** Begin RECORDS SUPPLIED **

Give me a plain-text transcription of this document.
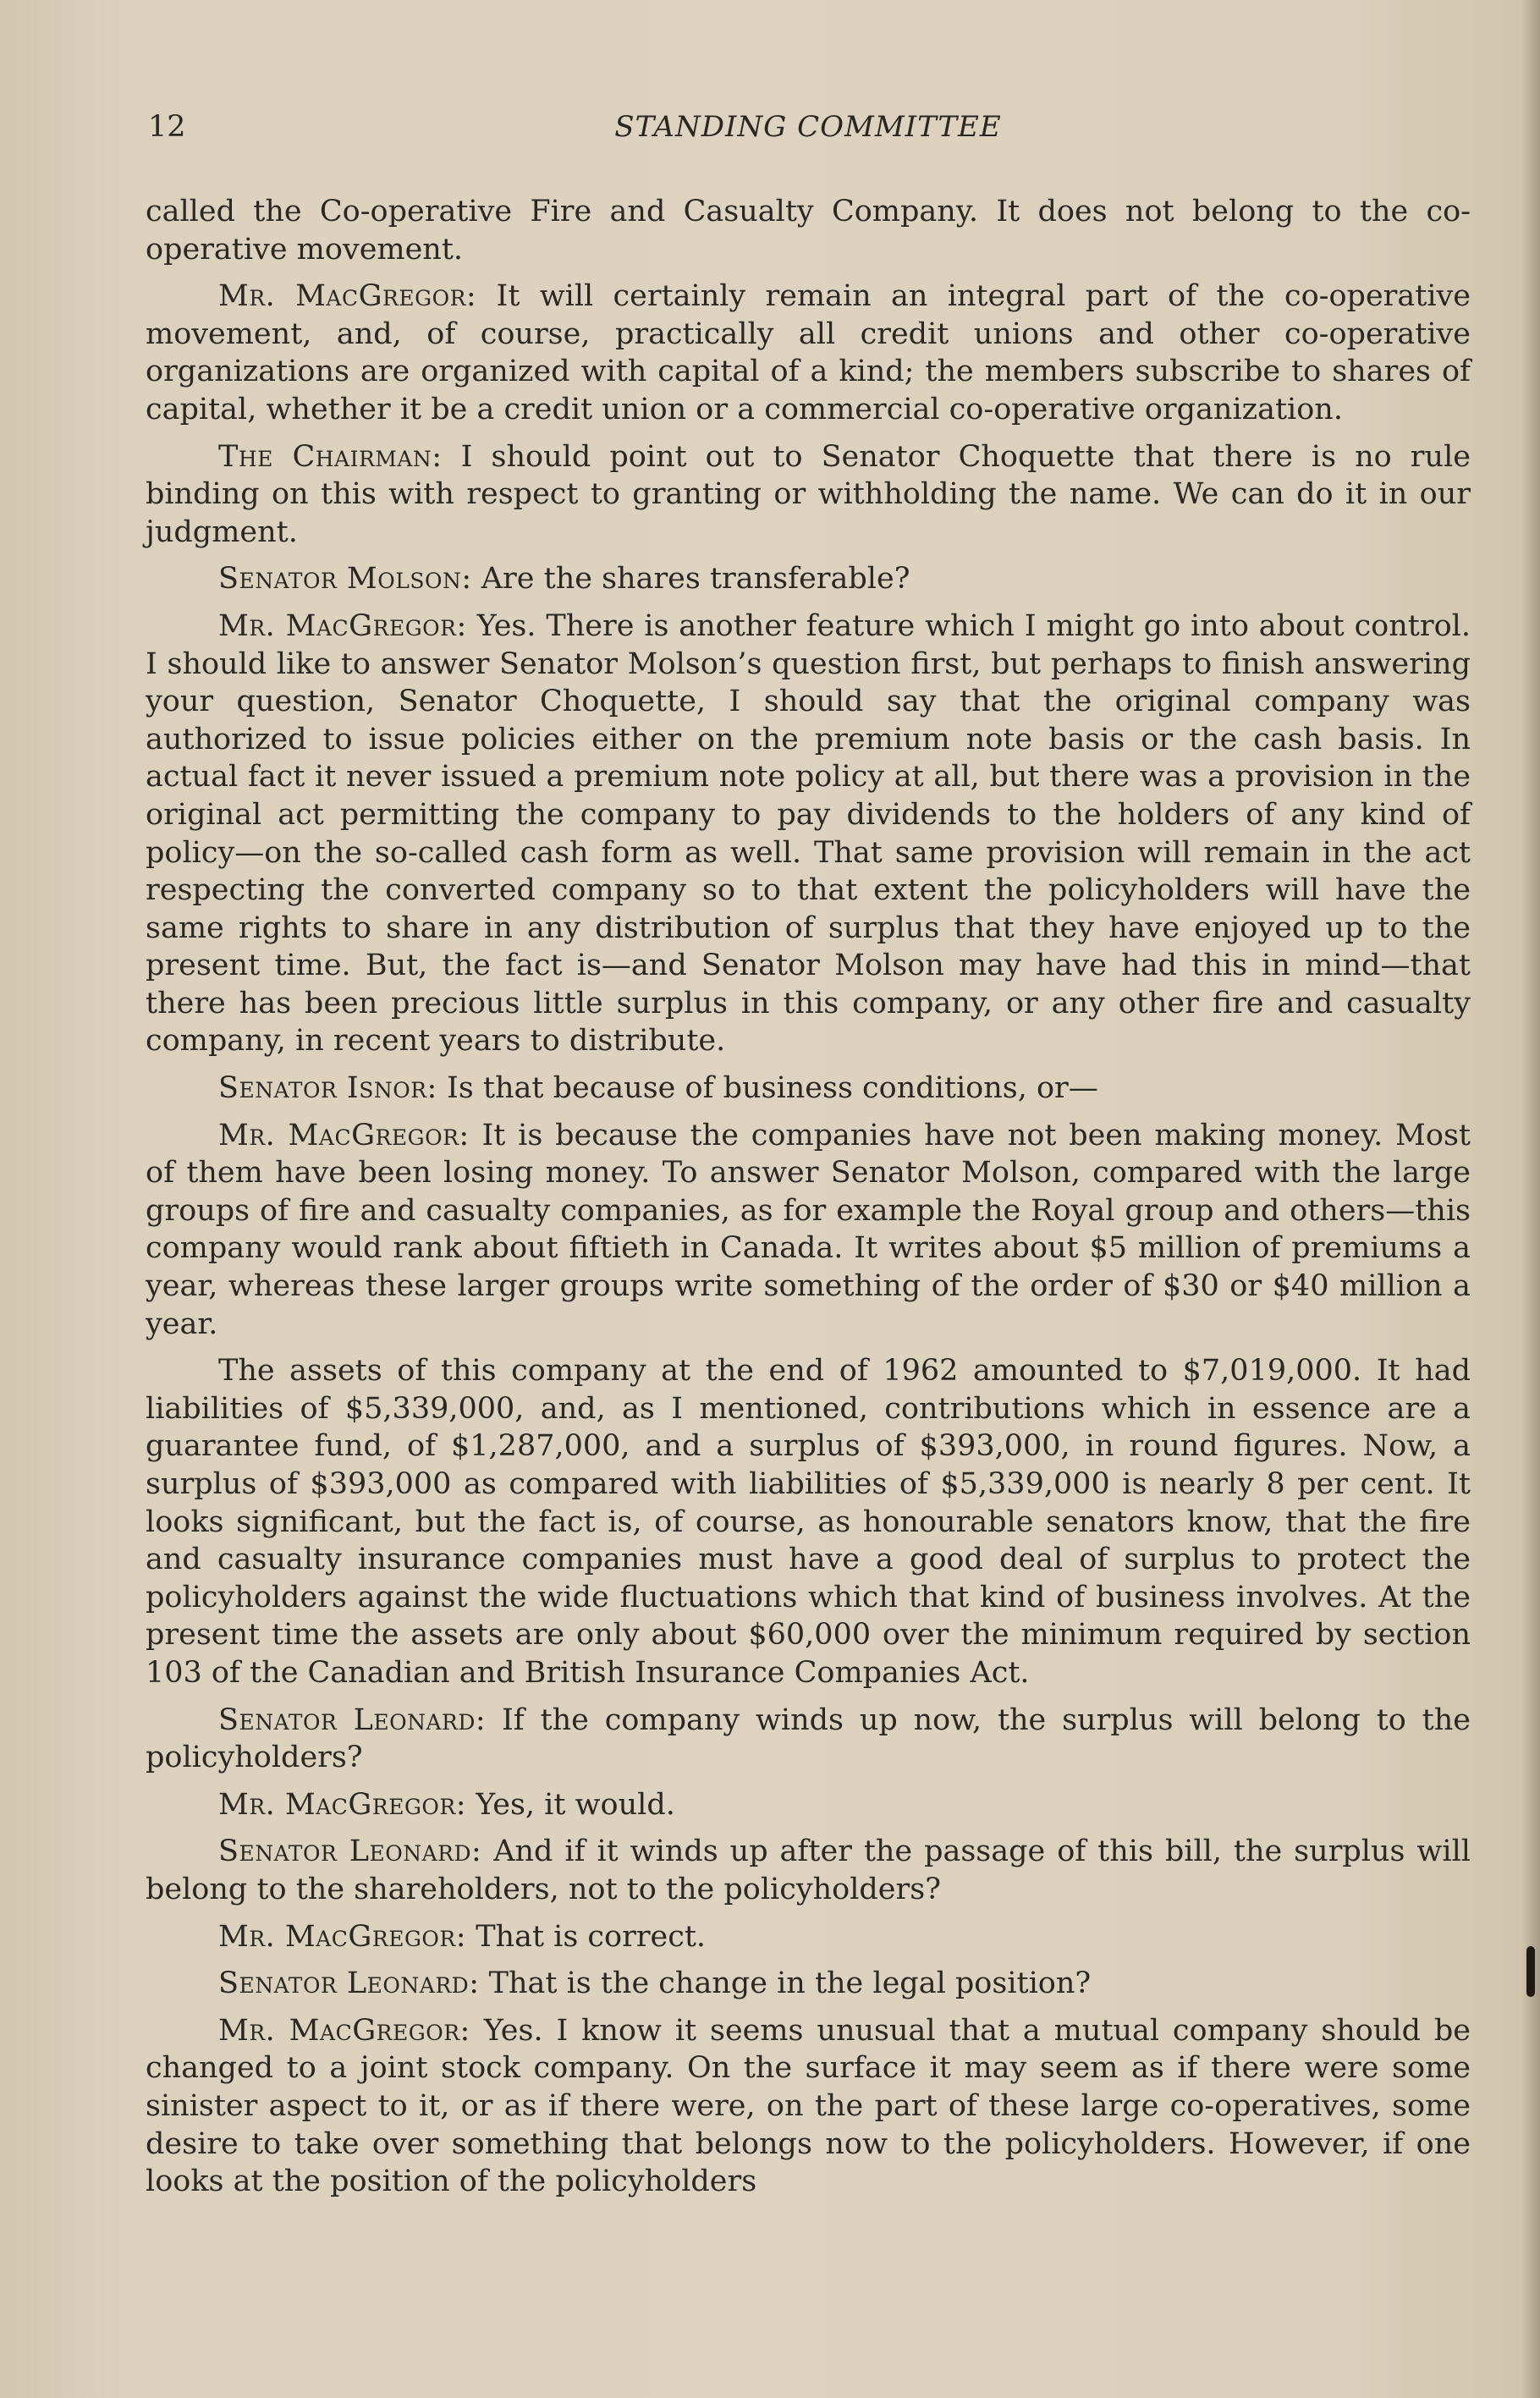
12	STANDING COMMITTEE

called the Co-operative Fire and Casualty Company. It does not belong to the co-operative movement.

Mr. MacGregor: It will certainly remain an integral part of the co-operative movement, and, of course, practically all credit unions and other co-operative organizations are organized with capital of a kind; the members subscribe to shares of capital, whether it be a credit union or a commercial co-operative organization.

The Chairman: I should point out to Senator Choquette that there is no rule binding on this with respect to granting or withholding the name. We can do it in our judgment.

Senator Molson: Are the shares transferable?

Mr. MacGregor: Yes. There is another feature which I might go into about control. I should like to answer Senator Molson’s question first, but perhaps to finish answering your question, Senator Choquette, I should say that the original company was authorized to issue policies either on the premium note basis or the cash basis. In actual fact it never issued a premium note policy at all, but there was a provision in the original act permitting the company to pay dividends to the holders of any kind of policy—on the so-called cash form as well. That same provision will remain in the act respecting the converted company so to that extent the policyholders will have the same rights to share in any distribution of surplus that they have enjoyed up to the present time. But, the fact is—and Senator Molson may have had this in mind—that there has been precious little surplus in this company, or any other fire and casualty company, in recent years to distribute.

Senator Isnor: Is that because of business conditions, or—

Mr. MacGregor: It is because the companies have not been making money. Most of them have been losing money. To answer Senator Molson, compared with the large groups of fire and casualty companies, as for example the Royal group and others—this company would rank about fiftieth in Canada. It writes about $5 million of premiums a year, whereas these larger groups write something of the order of $30 or $40 million a year.

The assets of this company at the end of 1962 amounted to $7,019,000. It had liabilities of $5,339,000, and, as I mentioned, contributions which in essence are a guarantee fund, of $1,287,000, and a surplus of $393,000, in round figures. Now, a surplus of $393,000 as compared with liabilities of $5,339,000 is nearly 8 per cent. It looks significant, but the fact is, of course, as honourable senators know, that the fire and casualty insurance companies must have a good deal of surplus to protect the policyholders against the wide fluctuations which that kind of business involves. At the present time the assets are only about $60,000 over the minimum required by section 103 of the Canadian and British Insurance Companies Act.

Senator Leonard: If the company winds up now, the surplus will belong to the policyholders?

Mr. MacGregor: Yes, it would.

Senator Leonard: And if it winds up after the passage of this bill, the surplus will belong to the shareholders, not to the policyholders?

Mr. MacGregor: That is correct.

Senator Leonard: That is the change in the legal position?

Mr. MacGregor: Yes. I know it seems unusual that a mutual company should be changed to a joint stock company. On the surface it may seem as if there were some sinister aspect to it, or as if there were, on the part of these large co-operatives, some desire to take over something that belongs now to the policyholders. However, if one looks at the position of the policyholders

** End RECORDS SUPPLIED **

PROBLEM TO SOLVE: Without the pictures, restate all the entries above exactly.

FINAL RESULT:
Give me a plain-text transcription of this document.
12	STANDING COMMITTEE

called the Co-operative Fire and Casualty Company. It does not belong to the co-operative movement.

Mr. MacGregor: It will certainly remain an integral part of the co-operative movement, and, of course, practically all credit unions and other co-operative organizations are organized with capital of a kind; the members subscribe to shares of capital, whether it be a credit union or a commercial co-operative organization.

The Chairman: I should point out to Senator Choquette that there is no rule binding on this with respect to granting or withholding the name. We can do it in our judgment.

Senator Molson: Are the shares transferable?

Mr. MacGregor: Yes. There is another feature which I might go into about control. I should like to answer Senator Molson’s question first, but perhaps to finish answering your question, Senator Choquette, I should say that the original company was authorized to issue policies either on the premium note basis or the cash basis. In actual fact it never issued a premium note policy at all, but there was a provision in the original act permitting the company to pay dividends to the holders of any kind of policy—on the so-called cash form as well. That same provision will remain in the act respecting the converted company so to that extent the policyholders will have the same rights to share in any distribution of surplus that they have enjoyed up to the present time. But, the fact is—and Senator Molson may have had this in mind—that there has been precious little surplus in this company, or any other fire and casualty company, in recent years to distribute.

Senator Isnor: Is that because of business conditions, or—

Mr. MacGregor: It is because the companies have not been making money. Most of them have been losing money. To answer Senator Molson, compared with the large groups of fire and casualty companies, as for example the Royal group and others—this company would rank about fiftieth in Canada. It writes about $5 million of premiums a year, whereas these larger groups write something of the order of $30 or $40 million a year.

The assets of this company at the end of 1962 amounted to $7,019,000. It had liabilities of $5,339,000, and, as I mentioned, contributions which in essence are a guarantee fund, of $1,287,000, and a surplus of $393,000, in round figures. Now, a surplus of $393,000 as compared with liabilities of $5,339,000 is nearly 8 per cent. It looks significant, but the fact is, of course, as honourable senators know, that the fire and casualty insurance companies must have a good deal of surplus to protect the policyholders against the wide fluctuations which that kind of business involves. At the present time the assets are only about $60,000 over the minimum required by section 103 of the Canadian and British Insurance Companies Act.

Senator Leonard: If the company winds up now, the surplus will belong to the policyholders?

Mr. MacGregor: Yes, it would.

Senator Leonard: And if it winds up after the passage of this bill, the surplus will belong to the shareholders, not to the policyholders?

Mr. MacGregor: That is correct.

Senator Leonard: That is the change in the legal position?

Mr. MacGregor: Yes. I know it seems unusual that a mutual company should be changed to a joint stock company. On the surface it may seem as if there were some sinister aspect to it, or as if there were, on the part of these large co-operatives, some desire to take over something that belongs now to the policyholders. However, if one looks at the position of the policyholders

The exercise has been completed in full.